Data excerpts
————

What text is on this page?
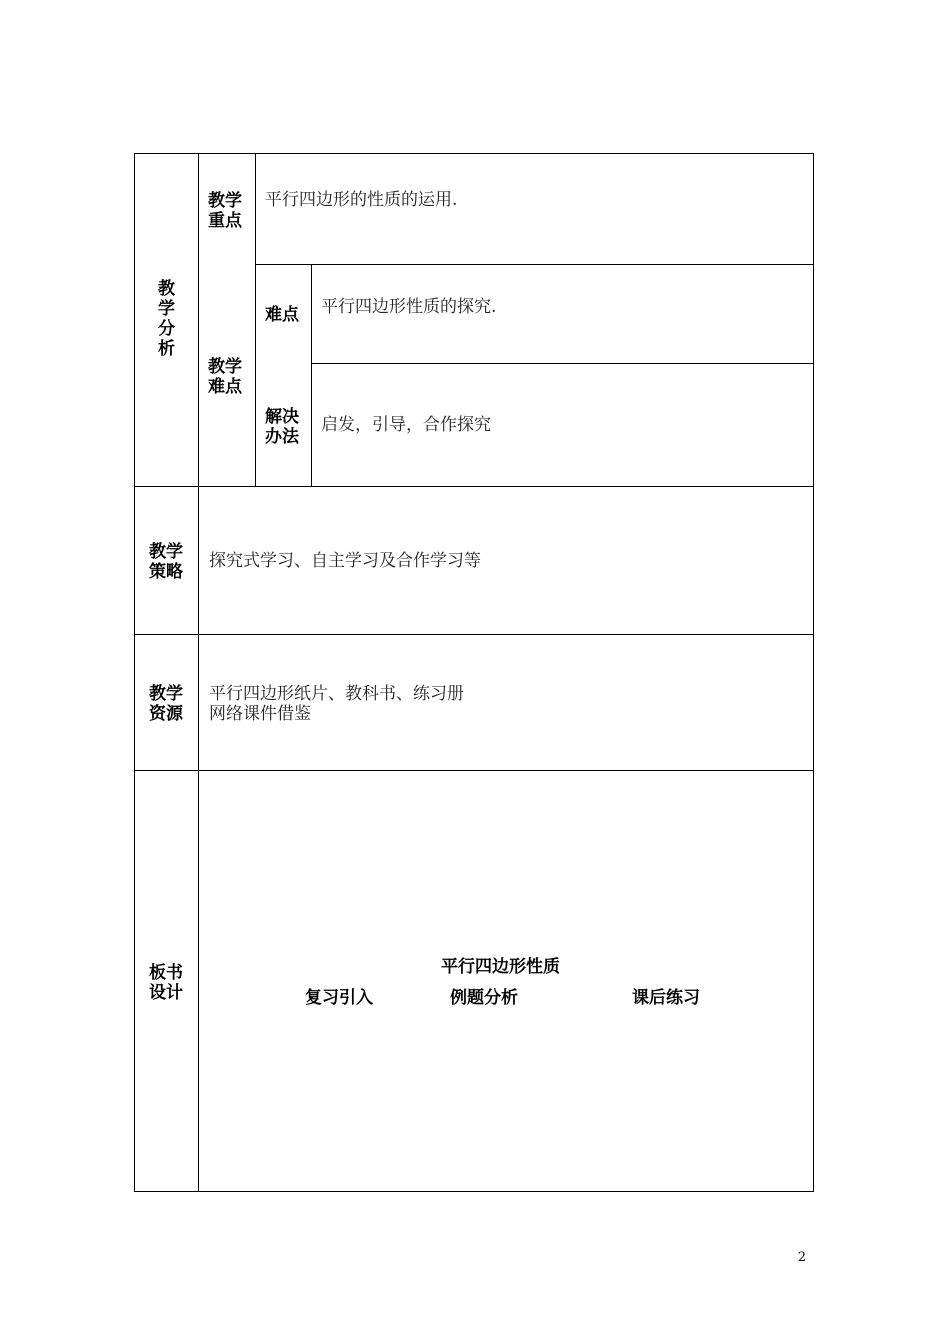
教
学
分
析
教学
重点
平行四边形的性质的运用.
教学
难点
难点 平行四边形性质的探究.
解决
办法
启发，引导，合作探究
教学
策略
探究式学习、自主学习及合作学习等
教学
资源
平行四边形纸片、教科书、练习册
网络课件借鉴
板书
设计
平行四边形性质
复习引入	例题分析	课后练习
2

————

▶ _TASK_: Reproduce the data verbatim. Do not carry any picture into the copy.

▶ _COMPLETE OUTPUT_:
What text is on this page?
教
学
分
析
教学
重点
平行四边形的性质的运用.
教学
难点
难点 平行四边形性质的探究.
解决
办法
启发，引导，合作探究
教学
策略
探究式学习、自主学习及合作学习等
教学
资源
平行四边形纸片、教科书、练习册
网络课件借鉴
板书
设计
平行四边形性质
复习引入	例题分析	课后练习
2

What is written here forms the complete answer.